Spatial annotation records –
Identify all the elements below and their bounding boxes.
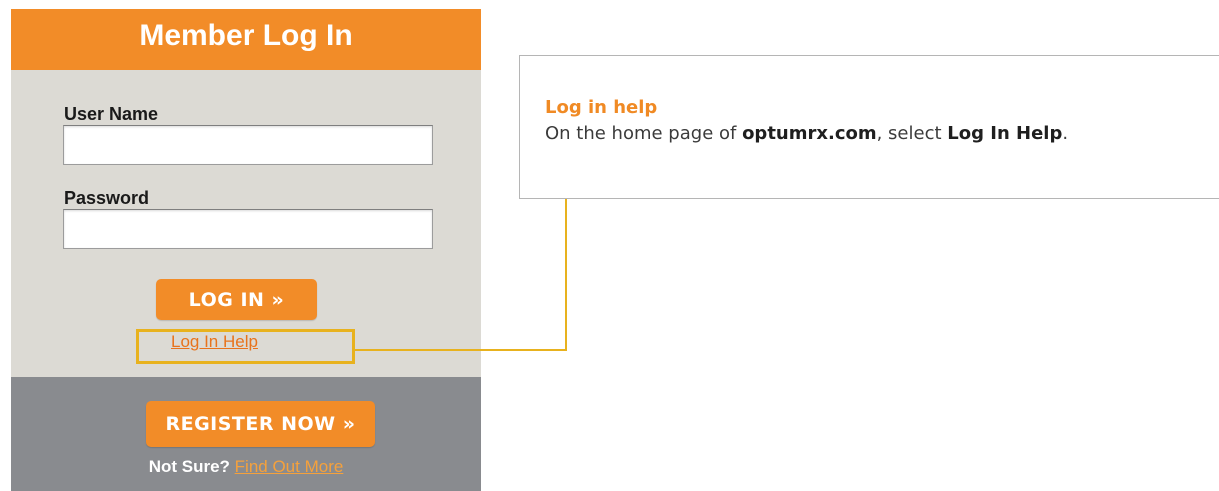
callout-instruction: On the home page of optumrx.com, select … — [545, 123, 1068, 144]
callout-target: Log In Help — [947, 123, 1063, 144]
callout-text-before: On the home page of — [545, 123, 743, 144]
not-sure-label: Not Sure? — [148, 457, 230, 476]
panel-title: Member Log In — [11, 9, 481, 70]
not-sure-line: Not Sure? Find Out More — [11, 457, 481, 477]
login-button[interactable]: LOG IN » — [156, 279, 317, 320]
connector-line-vertical — [565, 198, 567, 351]
member-login-panel: Member Log In User Name Password LOG IN … — [11, 9, 481, 491]
find-out-more-link[interactable]: Find Out More — [235, 457, 344, 476]
callout-title: Log in help — [545, 97, 658, 118]
password-label: Password — [64, 188, 150, 208]
callout-site: optumrx.com — [742, 123, 877, 144]
username-label: User Name — [64, 104, 159, 124]
register-section: REGISTER NOW » Not Sure? Find Out More — [11, 377, 481, 491]
callout-text-after: . — [1062, 123, 1069, 144]
help-callout: Log in help On the home page of optumrx.… — [519, 55, 1219, 199]
password-input[interactable] — [63, 209, 433, 249]
login-form: User Name Password LOG IN » Log In Help — [11, 70, 481, 377]
username-input[interactable] — [63, 125, 433, 165]
login-help-link[interactable]: Log In Help — [171, 332, 258, 352]
callout-text-middle: , select — [876, 123, 948, 144]
register-now-button[interactable]: REGISTER NOW » — [146, 401, 375, 447]
connector-line-horizontal — [355, 349, 567, 351]
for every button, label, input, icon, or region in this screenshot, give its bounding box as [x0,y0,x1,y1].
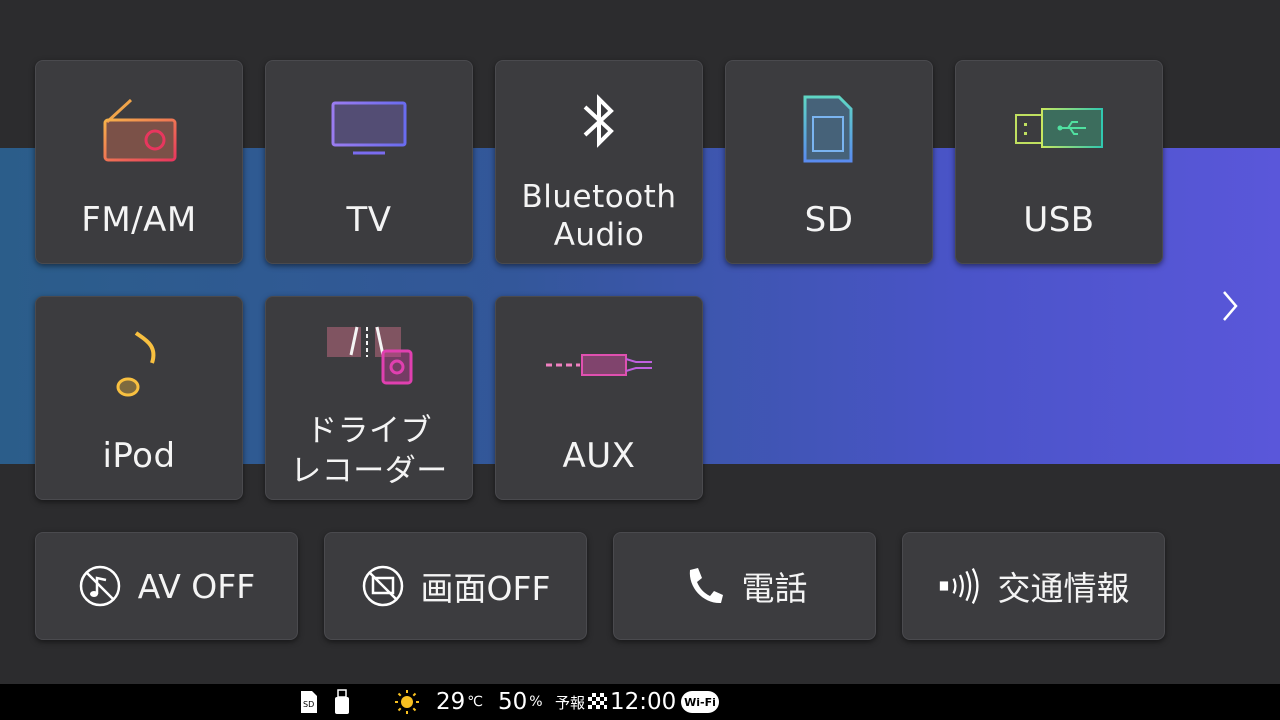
source-tv-button[interactable]: TV [265,60,473,264]
music-note-icon [36,325,242,405]
source-label-line1: Bluetooth [521,179,677,215]
svg-text:SD: SD [303,700,314,709]
source-sd-button[interactable]: SD [725,60,933,264]
forecast-label: 予報 [555,693,586,712]
temperature-readout: 29 ℃ [436,689,484,715]
source-label: iPod [102,436,176,476]
sd-status-icon: SD [300,684,318,720]
phone-icon [682,564,726,608]
source-usb-button[interactable]: USB [955,60,1163,264]
screen-off-icon [361,564,405,608]
source-label: TV [346,200,392,240]
sd-card-icon [726,89,932,169]
av-off-label: AV OFF [137,566,256,606]
music-off-icon [78,564,122,608]
aux-cable-icon [496,325,702,405]
tv-icon [266,89,472,169]
humidity-readout: 50% [498,689,543,715]
sun-weather-icon [394,684,420,720]
traffic-info-button[interactable]: 交通情報 [902,532,1165,640]
av-off-button[interactable]: AV OFF [35,532,298,640]
source-label-line2: レコーダー [290,453,448,489]
source-label: USB [1023,200,1095,240]
phone-label: 電話 [741,569,808,608]
source-label: AUX [562,436,636,476]
source-fm-am-button[interactable]: FM/AM [35,60,243,264]
traffic-info-label: 交通情報 [997,569,1130,608]
radio-icon [36,89,242,169]
source-label-line1: ドライブ [306,413,432,449]
traffic-broadcast-icon [938,564,982,608]
status-bar: SD 29 ℃ 50% 予報 12:00 Wi-Fi [0,684,1280,720]
source-label-line2: Audio [553,217,645,253]
screen-off-button[interactable]: 画面OFF [324,532,587,640]
clock: 12:00 [610,689,677,715]
usb-status-icon [334,684,350,720]
source-drive-recorder-button[interactable]: ドライブ レコーダー [265,296,473,500]
usb-icon [956,89,1162,169]
bluetooth-icon [496,81,702,161]
screen-off-label: 画面OFF [420,569,551,608]
checkered-flag-icon [588,684,608,720]
next-page-chevron-icon[interactable] [1212,286,1248,326]
phone-button[interactable]: 電話 [613,532,876,640]
source-label: FM/AM [81,200,197,240]
wifi-status-icon: Wi-Fi [681,684,719,720]
source-label: SD [804,200,854,240]
source-bluetooth-audio-button[interactable]: Bluetooth Audio [495,60,703,264]
source-ipod-button[interactable]: iPod [35,296,243,500]
dashcam-icon [266,311,472,391]
source-aux-button[interactable]: AUX [495,296,703,500]
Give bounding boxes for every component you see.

DIRECTION – Can you repeat every line of the records above word for word, leaving the pictures out of your answer?

FULL ANSWER –
Identify all the elements below and their bounding boxes.
callout-instruction: On the home page of optumrx.com, select … — [545, 123, 1068, 144]
callout-target: Log In Help — [947, 123, 1063, 144]
callout-text-before: On the home page of — [545, 123, 743, 144]
not-sure-label: Not Sure? — [148, 457, 230, 476]
panel-title: Member Log In — [11, 9, 481, 70]
not-sure-line: Not Sure? Find Out More — [11, 457, 481, 477]
login-button[interactable]: LOG IN » — [156, 279, 317, 320]
connector-line-vertical — [565, 198, 567, 351]
member-login-panel: Member Log In User Name Password LOG IN … — [11, 9, 481, 491]
find-out-more-link[interactable]: Find Out More — [235, 457, 344, 476]
callout-title: Log in help — [545, 97, 658, 118]
password-label: Password — [64, 188, 150, 208]
callout-site: optumrx.com — [742, 123, 877, 144]
username-label: User Name — [64, 104, 159, 124]
register-section: REGISTER NOW » Not Sure? Find Out More — [11, 377, 481, 491]
callout-text-after: . — [1062, 123, 1069, 144]
help-callout: Log in help On the home page of optumrx.… — [519, 55, 1219, 199]
password-input[interactable] — [63, 209, 433, 249]
login-form: User Name Password LOG IN » Log In Help — [11, 70, 481, 377]
username-input[interactable] — [63, 125, 433, 165]
login-help-link[interactable]: Log In Help — [171, 332, 258, 352]
callout-text-middle: , select — [876, 123, 948, 144]
register-now-button[interactable]: REGISTER NOW » — [146, 401, 375, 447]
connector-line-horizontal — [355, 349, 567, 351]
for every button, label, input, icon, or region in this screenshot, give its bounding box as [x0,y0,x1,y1].
source-tv-button[interactable]: TV [265,60,473,264]
music-note-icon [36,325,242,405]
source-label-line1: Bluetooth [521,179,677,215]
svg-text:SD: SD [303,700,314,709]
source-sd-button[interactable]: SD [725,60,933,264]
forecast-label: 予報 [555,693,586,712]
temperature-readout: 29 ℃ [436,689,484,715]
source-label: iPod [102,436,176,476]
sd-status-icon: SD [300,684,318,720]
phone-icon [682,564,726,608]
source-usb-button[interactable]: USB [955,60,1163,264]
screen-off-icon [361,564,405,608]
source-label: TV [346,200,392,240]
sd-card-icon [726,89,932,169]
av-off-label: AV OFF [137,566,256,606]
music-off-icon [78,564,122,608]
aux-cable-icon [496,325,702,405]
tv-icon [266,89,472,169]
humidity-readout: 50% [498,689,543,715]
sun-weather-icon [394,684,420,720]
traffic-info-button[interactable]: 交通情報 [902,532,1165,640]
av-off-button[interactable]: AV OFF [35,532,298,640]
source-label-line2: レコーダー [290,453,448,489]
source-label: USB [1023,200,1095,240]
phone-label: 電話 [741,569,808,608]
source-label: AUX [562,436,636,476]
source-fm-am-button[interactable]: FM/AM [35,60,243,264]
traffic-info-label: 交通情報 [997,569,1130,608]
radio-icon [36,89,242,169]
source-label-line1: ドライブ [306,413,432,449]
traffic-broadcast-icon [938,564,982,608]
status-bar: SD 29 ℃ 50% 予報 12:00 Wi-Fi [0,684,1280,720]
source-label-line2: Audio [553,217,645,253]
screen-off-button[interactable]: 画面OFF [324,532,587,640]
clock: 12:00 [610,689,677,715]
usb-status-icon [334,684,350,720]
source-drive-recorder-button[interactable]: ドライブ レコーダー [265,296,473,500]
usb-icon [956,89,1162,169]
bluetooth-icon [496,81,702,161]
screen-off-label: 画面OFF [420,569,551,608]
checkered-flag-icon [588,684,608,720]
next-page-chevron-icon[interactable] [1212,286,1248,326]
phone-button[interactable]: 電話 [613,532,876,640]
source-label: FM/AM [81,200,197,240]
wifi-status-icon: Wi-Fi [681,684,719,720]
source-label: SD [804,200,854,240]
source-bluetooth-audio-button[interactable]: Bluetooth Audio [495,60,703,264]
source-ipod-button[interactable]: iPod [35,296,243,500]
dashcam-icon [266,311,472,391]
source-aux-button[interactable]: AUX [495,296,703,500]
Give bounding boxes for every component you see.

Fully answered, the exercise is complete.